* **Document segment**
........
Those results represent a modest increase for Sanders and a modest decrease for Biden when compared to Quinnipiac’s last national poll from two weeks ago. But Bloomberg’s share of the vote shot up significantly from 8 points in late January to 15 points now. 

And while the margin of error for smaller groups is larger, Biden’s numbers with black voters dropped 22 points between the two polls, while Bloomberg’s rose by 15 points. 

In head-to-head matchups against President Trump, Bloomberg performed the best, ahead by 9 points. Sanders led Trump by 8 points, Biden by 7 points, Klobuchar by 6 points, and Warren and Buttigieg by 4 points each.  

Sanders and Buttigieg campaigns request partial recanvass of some Iowa caucus precincts

DES MOINES, Iowa — Sen. Bernie Sanders, I-Vt., and Pete Buttigieg, the former mayor of South Bend, Indiana, are officially calling for a partial recanvassing of the results of last week’s Iowa caucuses, claiming they found discrepancies in the party’s official results that hurt their campaigns.  

The state party announced Sunday that Buttigieg had won 14 national convention delegates from what it said was a narrow victory in the Iowa caucuses. Sanders received 12 delegates; Massachusetts Sen. Elizabeth Warren won eight delegates; former Vice President Joe Biden secured six delegates; and Minnesota Sen. Amy Klobuchar won one delegate. 

But while those results were based on the party’s revised results, the NBC News Decision Desk has not called the race for any candidate or issued its own delegate allocation after a series of delays and inconsistencies surfaced in the days following the caucuses

The Sanders campaign says it wants the Iowa Democratic Party to recanvass 25 precincts and three satellite caucuses, arguing that there are errors in the data that could flip a national delegate to Sanders. 

“Our volunteers and supporters worked too hard, and too many people participated for the first time to have the results depend on calculations that even the party admits are incorrect,” Sanders senior adviser Jeff Weaver said in a statement.

“Once the recanvass and a subsequent recount are completed in these precincts, we feel confident we will be awarded the extra national delegate our volunteers and grassroots donors earned.” 

The Buttigieg campaign requested a recanvass in 66 precincts and the in-state satellite caucuses in what a campaign aide told NBC News was in direct response to Sanders’ request. 

In a letter sent to Iowa Democratic Party Chairman Troy Price, the Buttigieg campaign contends this recanvass would result in a net gain of 14 State Delegate Equivalents for Buttigieg. A campaign aide notes that the Sanders’ campaign recanvass request would at most result in a net gain of fewer than six SDEs.
........
* **Tasks for this exercise**
(a) In the campaign news excerpt, how many precincts did the Buttigieg campaign ask to have recanvassed?
(b) Update the campaign news excerpt: reproduce it starting with "The Sanders campaign" and going on through "delegate to Sanders.", replacing "Iowa Democratic Party" with "state Democratic Party".
(c) From the campaign news excerpt, list every candidate the state party announced as winning national convention delegates in Iowa, with each one's delegate count.

* **Dataset content**
........
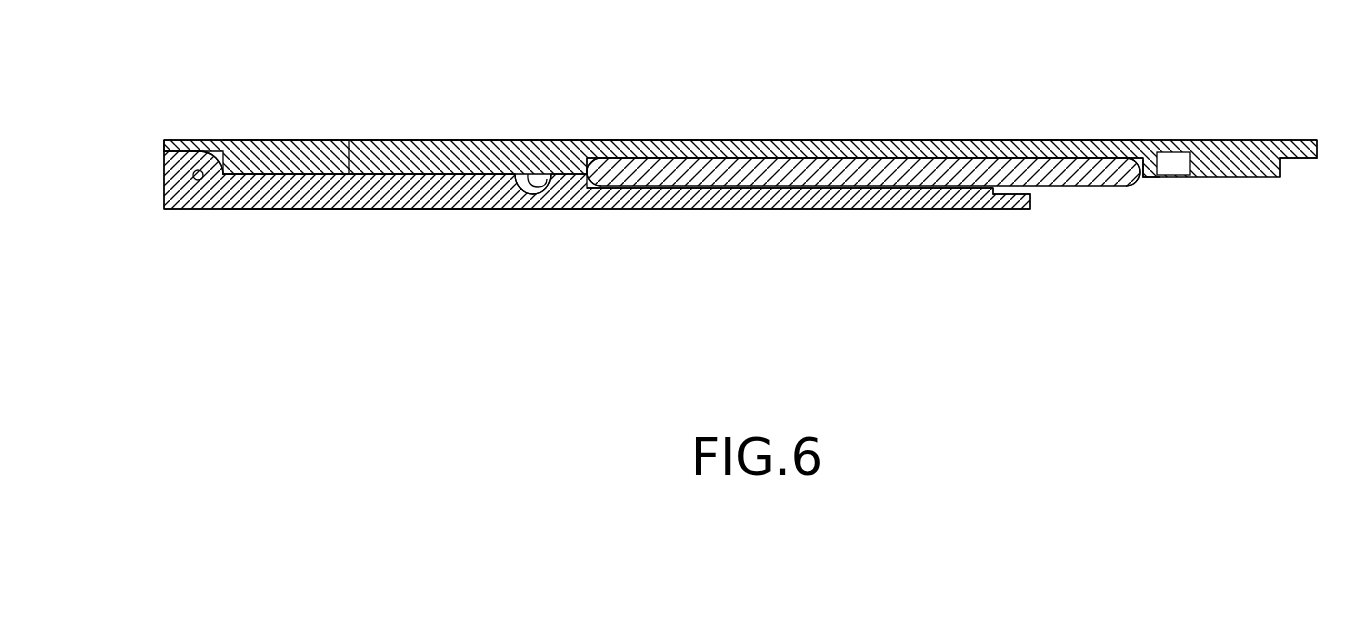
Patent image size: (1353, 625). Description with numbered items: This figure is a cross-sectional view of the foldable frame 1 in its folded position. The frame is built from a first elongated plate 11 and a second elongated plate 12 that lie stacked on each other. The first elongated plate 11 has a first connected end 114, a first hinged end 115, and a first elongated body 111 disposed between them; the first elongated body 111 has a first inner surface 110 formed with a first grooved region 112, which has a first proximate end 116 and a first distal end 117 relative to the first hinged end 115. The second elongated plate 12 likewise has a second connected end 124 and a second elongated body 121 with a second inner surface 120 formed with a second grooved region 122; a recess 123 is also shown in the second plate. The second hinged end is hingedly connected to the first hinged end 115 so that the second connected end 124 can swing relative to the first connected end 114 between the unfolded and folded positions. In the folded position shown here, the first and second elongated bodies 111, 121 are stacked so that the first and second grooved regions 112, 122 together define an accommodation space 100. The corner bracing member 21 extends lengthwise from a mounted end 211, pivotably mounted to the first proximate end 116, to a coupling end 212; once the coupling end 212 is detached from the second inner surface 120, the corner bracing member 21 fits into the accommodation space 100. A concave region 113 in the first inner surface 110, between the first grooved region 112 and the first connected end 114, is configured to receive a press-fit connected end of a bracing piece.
........
* **Correct answers**
(a) 66 precincts, along with the in-state satellite caucuses.

(b)
The Sanders campaign says it wants the state Democratic Party to recanvass 25 precincts and three satellite caucuses, arguing that there are errors in the data that could flip a national delegate to Sanders.

(c)
Pete Buttigieg: 14
Bernie Sanders: 12
Elizabeth Warren: 8
Joe Biden: 6
Amy Klobuchar: 1